Return the lines where the word "公共管理硕士" occurs.
* * *
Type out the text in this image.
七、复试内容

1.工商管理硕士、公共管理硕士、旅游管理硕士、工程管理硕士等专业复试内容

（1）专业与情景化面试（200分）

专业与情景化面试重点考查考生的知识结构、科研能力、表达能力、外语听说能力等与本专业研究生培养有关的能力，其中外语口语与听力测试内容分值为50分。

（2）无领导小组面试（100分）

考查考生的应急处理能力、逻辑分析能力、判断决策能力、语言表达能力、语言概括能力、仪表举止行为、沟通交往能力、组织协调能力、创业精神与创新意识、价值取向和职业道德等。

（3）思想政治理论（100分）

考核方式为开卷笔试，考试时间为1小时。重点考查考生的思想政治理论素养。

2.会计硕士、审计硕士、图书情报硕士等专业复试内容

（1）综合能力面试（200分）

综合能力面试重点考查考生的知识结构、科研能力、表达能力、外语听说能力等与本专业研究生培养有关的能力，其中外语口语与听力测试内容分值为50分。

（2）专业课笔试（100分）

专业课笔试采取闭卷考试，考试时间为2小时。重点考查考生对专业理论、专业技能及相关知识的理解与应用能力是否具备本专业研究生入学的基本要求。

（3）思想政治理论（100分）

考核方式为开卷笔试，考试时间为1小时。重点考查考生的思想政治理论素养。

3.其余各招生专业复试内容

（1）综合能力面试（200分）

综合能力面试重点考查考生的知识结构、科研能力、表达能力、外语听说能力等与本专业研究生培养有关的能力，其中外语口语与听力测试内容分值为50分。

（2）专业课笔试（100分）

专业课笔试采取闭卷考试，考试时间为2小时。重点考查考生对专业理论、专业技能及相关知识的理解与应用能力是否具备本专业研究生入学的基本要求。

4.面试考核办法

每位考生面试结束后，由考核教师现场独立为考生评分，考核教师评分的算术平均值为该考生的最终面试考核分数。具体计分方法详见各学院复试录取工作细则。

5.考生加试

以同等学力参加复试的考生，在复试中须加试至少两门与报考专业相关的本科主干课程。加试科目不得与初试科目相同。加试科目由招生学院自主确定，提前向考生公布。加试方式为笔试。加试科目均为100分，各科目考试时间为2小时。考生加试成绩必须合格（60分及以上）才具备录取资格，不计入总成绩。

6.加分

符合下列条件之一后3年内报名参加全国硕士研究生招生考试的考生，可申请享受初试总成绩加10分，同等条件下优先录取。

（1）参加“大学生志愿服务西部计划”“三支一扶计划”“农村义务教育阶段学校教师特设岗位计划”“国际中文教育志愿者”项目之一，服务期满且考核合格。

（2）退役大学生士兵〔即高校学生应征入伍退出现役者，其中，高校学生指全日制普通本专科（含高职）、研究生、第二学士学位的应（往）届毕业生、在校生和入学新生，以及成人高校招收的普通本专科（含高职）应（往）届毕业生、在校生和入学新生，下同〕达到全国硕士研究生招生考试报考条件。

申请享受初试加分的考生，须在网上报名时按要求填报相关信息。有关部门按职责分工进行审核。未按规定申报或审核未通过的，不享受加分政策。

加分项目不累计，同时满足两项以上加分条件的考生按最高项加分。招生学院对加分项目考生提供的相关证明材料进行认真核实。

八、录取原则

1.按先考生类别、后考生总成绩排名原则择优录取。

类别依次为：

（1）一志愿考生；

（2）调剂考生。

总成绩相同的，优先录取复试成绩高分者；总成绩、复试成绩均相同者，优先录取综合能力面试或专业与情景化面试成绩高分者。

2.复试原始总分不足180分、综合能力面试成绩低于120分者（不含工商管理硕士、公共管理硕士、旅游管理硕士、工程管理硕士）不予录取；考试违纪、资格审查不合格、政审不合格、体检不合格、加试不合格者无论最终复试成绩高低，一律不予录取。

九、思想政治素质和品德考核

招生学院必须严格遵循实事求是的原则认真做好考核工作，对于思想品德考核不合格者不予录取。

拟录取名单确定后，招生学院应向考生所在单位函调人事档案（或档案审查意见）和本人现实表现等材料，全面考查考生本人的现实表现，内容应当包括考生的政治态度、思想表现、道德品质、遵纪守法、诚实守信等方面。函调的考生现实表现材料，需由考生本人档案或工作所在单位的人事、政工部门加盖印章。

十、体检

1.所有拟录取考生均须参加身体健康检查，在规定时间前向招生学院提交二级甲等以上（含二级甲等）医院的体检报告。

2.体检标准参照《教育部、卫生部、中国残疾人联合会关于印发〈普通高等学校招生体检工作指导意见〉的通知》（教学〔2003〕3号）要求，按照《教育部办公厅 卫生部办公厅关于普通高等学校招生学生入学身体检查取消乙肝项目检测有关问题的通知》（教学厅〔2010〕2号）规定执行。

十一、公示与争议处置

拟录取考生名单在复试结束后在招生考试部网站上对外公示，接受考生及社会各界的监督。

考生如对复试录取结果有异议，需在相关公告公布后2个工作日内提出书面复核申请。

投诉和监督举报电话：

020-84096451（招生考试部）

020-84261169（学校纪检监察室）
* * *
* SOLUTION TO THIS EXERCISE:
1.工商管理硕士、公共管理硕士、旅游管理硕士、工程管理硕士等专业复试内容
2.复试原始总分不足180分、综合能力面试成绩低于120分者（不含工商管理硕士、公共管理硕士、旅游管理硕士、工程管理硕士）不予录取；考试违纪、资格审查不合格、政审不合格、体检不合格、加试不合格者无论最终复试成绩高低，一律不予录取。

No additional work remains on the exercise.